To do: Track down the lines that contain "프로그램이" and copy them.

------------------------------------------------------------------------

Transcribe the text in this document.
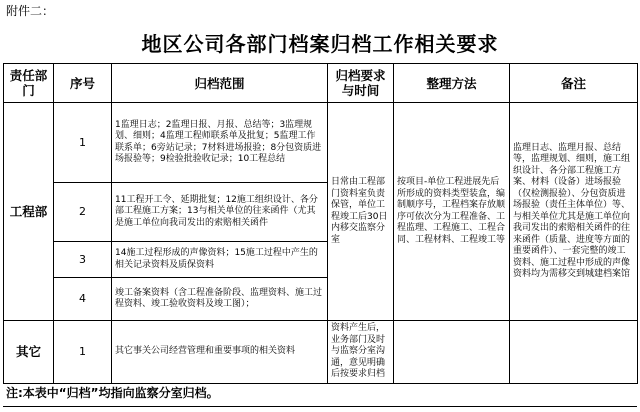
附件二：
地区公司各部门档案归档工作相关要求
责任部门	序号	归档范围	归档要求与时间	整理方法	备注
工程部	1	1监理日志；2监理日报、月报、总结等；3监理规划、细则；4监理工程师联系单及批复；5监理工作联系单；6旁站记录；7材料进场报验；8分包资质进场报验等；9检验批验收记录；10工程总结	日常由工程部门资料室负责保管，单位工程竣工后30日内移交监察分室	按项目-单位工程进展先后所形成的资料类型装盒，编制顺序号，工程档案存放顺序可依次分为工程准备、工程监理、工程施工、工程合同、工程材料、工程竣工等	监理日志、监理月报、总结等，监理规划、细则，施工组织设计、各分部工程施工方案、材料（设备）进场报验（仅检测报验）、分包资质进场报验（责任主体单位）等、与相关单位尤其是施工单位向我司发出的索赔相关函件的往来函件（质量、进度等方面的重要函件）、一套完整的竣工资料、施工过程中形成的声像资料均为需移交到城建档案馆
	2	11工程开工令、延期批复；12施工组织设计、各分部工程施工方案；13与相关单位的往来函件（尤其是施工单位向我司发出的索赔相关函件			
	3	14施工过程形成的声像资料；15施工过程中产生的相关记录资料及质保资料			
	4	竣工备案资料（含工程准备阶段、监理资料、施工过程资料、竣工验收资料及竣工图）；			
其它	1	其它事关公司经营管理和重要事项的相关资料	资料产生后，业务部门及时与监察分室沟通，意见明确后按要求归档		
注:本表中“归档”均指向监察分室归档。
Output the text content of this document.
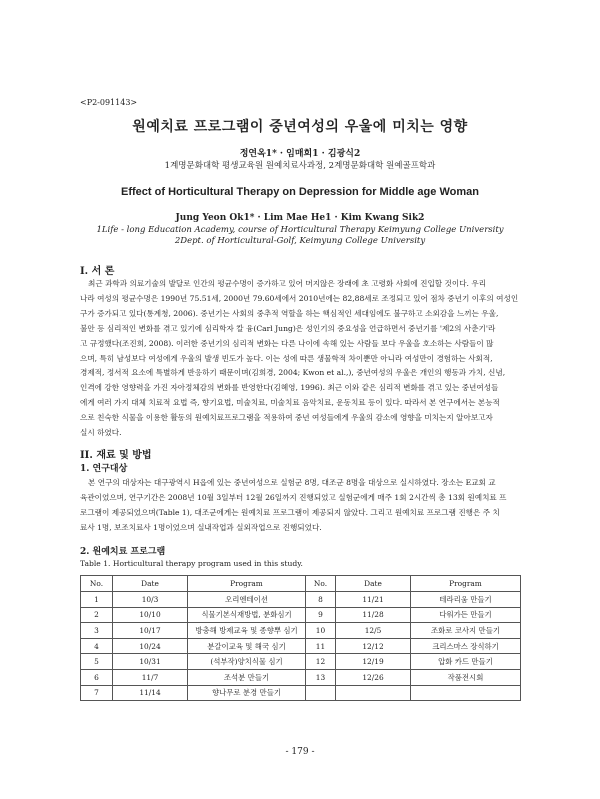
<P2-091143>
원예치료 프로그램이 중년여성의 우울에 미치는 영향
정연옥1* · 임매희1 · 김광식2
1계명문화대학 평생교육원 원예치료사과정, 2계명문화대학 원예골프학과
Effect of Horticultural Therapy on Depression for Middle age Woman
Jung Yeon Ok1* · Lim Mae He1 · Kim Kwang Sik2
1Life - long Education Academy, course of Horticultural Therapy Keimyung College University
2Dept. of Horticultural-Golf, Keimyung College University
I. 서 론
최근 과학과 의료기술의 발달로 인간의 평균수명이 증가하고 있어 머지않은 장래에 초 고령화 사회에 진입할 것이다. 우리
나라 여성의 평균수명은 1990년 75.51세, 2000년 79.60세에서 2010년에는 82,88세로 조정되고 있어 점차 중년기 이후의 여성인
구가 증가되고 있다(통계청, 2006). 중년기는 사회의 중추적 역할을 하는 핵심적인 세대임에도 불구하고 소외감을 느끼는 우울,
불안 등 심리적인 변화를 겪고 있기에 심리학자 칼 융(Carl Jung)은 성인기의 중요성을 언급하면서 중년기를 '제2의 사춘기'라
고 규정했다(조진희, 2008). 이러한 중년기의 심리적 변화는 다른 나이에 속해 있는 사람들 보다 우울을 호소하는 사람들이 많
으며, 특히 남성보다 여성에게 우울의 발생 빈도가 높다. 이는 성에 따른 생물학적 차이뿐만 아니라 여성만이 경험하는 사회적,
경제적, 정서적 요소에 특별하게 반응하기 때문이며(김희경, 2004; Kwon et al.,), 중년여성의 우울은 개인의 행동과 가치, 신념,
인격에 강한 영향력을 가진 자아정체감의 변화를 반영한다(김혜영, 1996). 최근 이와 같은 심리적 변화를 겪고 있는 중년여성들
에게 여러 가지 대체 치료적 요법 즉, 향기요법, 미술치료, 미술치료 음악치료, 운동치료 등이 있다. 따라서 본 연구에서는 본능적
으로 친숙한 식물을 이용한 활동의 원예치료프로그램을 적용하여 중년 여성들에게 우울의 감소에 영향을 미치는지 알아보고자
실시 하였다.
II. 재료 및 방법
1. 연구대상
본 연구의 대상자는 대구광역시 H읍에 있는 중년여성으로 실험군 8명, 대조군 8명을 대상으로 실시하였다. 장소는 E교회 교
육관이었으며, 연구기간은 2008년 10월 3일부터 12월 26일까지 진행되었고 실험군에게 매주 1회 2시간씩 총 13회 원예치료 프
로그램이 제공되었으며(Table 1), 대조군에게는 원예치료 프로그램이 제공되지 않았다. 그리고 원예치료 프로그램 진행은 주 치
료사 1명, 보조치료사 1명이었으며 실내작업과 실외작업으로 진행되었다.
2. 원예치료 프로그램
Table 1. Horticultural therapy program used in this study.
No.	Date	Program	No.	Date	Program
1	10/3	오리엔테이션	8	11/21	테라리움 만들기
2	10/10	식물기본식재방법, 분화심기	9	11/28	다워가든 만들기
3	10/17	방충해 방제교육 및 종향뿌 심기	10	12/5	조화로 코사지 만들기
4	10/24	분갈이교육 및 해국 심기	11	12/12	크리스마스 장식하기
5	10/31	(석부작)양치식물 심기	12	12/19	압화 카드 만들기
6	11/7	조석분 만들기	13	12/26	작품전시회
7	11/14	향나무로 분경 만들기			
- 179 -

------------------------------------------------------------------------

Final result:
원예치료 프로그램이 중년여성의 우울에 미치는 영향
로그램이 제공되었으며(Table 1), 대조군에게는 원예치료 프로그램이 제공되지 않았다. 그리고 원예치료 프로그램 진행은 주 치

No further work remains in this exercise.